EXERCISE BRIEF
Search the material for the word "completion" and report each line where it turns up.

[Dataset items]

--

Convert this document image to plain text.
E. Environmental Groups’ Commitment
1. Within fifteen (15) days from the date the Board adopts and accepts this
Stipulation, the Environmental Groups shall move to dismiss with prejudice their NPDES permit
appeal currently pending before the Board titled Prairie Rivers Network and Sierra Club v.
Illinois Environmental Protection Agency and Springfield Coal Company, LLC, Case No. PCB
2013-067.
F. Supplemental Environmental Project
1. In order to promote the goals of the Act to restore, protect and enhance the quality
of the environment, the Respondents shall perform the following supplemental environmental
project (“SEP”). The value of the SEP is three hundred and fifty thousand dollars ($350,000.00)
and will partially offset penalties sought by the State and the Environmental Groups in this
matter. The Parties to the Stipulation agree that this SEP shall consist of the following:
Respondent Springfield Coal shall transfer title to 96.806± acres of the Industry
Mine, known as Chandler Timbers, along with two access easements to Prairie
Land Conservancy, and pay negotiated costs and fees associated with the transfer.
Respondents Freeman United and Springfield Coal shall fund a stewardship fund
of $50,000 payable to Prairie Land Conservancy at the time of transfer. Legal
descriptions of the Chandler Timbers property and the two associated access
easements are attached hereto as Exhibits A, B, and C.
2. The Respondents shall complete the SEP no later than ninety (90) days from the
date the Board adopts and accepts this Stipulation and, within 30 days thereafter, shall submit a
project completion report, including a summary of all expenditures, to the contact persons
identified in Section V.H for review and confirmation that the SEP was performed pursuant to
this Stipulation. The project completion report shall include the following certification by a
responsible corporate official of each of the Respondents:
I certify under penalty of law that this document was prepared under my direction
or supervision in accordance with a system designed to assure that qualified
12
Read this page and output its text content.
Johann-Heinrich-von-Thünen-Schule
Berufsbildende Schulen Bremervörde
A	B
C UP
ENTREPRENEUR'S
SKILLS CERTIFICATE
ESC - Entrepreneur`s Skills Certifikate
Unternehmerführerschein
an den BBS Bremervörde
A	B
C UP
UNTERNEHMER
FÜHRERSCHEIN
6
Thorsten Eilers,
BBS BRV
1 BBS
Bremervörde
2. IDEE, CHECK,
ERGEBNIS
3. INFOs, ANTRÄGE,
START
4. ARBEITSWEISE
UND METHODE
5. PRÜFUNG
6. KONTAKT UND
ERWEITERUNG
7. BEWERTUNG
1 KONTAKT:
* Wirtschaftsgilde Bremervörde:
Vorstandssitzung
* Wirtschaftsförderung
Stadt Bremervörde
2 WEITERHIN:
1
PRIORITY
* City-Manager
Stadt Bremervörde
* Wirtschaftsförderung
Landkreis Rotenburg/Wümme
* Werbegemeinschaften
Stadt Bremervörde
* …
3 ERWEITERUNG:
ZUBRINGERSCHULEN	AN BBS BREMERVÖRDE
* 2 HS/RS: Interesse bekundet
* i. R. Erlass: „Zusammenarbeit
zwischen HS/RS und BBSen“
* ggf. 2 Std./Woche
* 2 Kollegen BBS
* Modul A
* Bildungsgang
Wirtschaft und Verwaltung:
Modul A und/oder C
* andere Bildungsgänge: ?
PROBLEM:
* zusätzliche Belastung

--

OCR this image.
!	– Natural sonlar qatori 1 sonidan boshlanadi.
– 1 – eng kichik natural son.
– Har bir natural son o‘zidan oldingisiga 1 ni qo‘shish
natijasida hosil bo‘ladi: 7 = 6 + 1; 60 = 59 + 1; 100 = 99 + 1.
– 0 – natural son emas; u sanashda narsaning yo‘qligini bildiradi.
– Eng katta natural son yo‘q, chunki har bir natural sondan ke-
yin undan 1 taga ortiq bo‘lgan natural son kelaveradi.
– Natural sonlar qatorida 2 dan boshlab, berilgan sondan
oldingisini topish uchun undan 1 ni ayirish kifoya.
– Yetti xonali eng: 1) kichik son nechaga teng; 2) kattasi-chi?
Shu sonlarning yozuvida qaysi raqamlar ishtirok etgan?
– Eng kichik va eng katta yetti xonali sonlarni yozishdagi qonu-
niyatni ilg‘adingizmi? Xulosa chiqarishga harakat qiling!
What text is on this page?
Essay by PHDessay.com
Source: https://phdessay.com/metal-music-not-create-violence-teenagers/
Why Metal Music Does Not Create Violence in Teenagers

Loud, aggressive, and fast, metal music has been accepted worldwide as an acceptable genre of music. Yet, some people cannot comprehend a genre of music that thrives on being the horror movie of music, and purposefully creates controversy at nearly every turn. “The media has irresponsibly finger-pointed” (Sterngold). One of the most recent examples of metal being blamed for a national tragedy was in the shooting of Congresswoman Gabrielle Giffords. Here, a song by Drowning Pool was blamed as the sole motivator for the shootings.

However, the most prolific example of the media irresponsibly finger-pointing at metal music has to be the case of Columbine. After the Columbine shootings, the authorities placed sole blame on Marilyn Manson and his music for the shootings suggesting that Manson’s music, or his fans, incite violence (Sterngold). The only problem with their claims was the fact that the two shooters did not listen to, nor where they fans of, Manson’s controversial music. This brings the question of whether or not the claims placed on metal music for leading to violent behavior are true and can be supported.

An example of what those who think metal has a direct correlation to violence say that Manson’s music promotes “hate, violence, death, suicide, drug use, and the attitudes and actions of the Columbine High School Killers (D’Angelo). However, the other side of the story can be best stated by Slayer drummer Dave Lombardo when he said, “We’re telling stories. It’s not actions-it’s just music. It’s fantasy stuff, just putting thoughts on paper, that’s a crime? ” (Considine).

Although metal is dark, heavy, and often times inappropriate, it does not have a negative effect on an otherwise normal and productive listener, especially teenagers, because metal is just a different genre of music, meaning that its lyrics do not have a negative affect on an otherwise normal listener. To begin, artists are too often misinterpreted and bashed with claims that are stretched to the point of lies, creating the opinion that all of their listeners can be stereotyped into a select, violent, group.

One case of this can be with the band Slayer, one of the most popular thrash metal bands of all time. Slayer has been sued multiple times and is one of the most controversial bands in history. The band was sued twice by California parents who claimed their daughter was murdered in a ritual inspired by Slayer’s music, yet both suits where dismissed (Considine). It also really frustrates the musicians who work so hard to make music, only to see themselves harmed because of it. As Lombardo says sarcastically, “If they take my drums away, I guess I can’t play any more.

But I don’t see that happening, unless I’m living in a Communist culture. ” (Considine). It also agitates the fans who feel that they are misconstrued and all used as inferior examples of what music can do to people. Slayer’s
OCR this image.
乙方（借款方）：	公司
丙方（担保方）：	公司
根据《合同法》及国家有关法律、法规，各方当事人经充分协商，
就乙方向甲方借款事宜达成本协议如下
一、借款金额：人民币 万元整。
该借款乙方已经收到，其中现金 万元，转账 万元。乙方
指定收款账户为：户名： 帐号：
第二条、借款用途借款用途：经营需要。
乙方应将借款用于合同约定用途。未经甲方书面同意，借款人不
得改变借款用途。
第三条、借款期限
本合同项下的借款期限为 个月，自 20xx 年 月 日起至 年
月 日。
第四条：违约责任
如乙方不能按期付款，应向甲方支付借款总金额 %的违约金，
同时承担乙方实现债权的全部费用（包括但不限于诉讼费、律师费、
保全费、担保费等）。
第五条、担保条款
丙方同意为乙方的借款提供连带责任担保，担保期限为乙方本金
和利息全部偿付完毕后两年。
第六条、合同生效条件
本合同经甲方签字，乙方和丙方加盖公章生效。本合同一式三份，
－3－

--

EXERCISE SOLUTION
project completion report, including a summary of all expenditures, to the contact persons
this Stipulation. The project completion report shall include the following certification by a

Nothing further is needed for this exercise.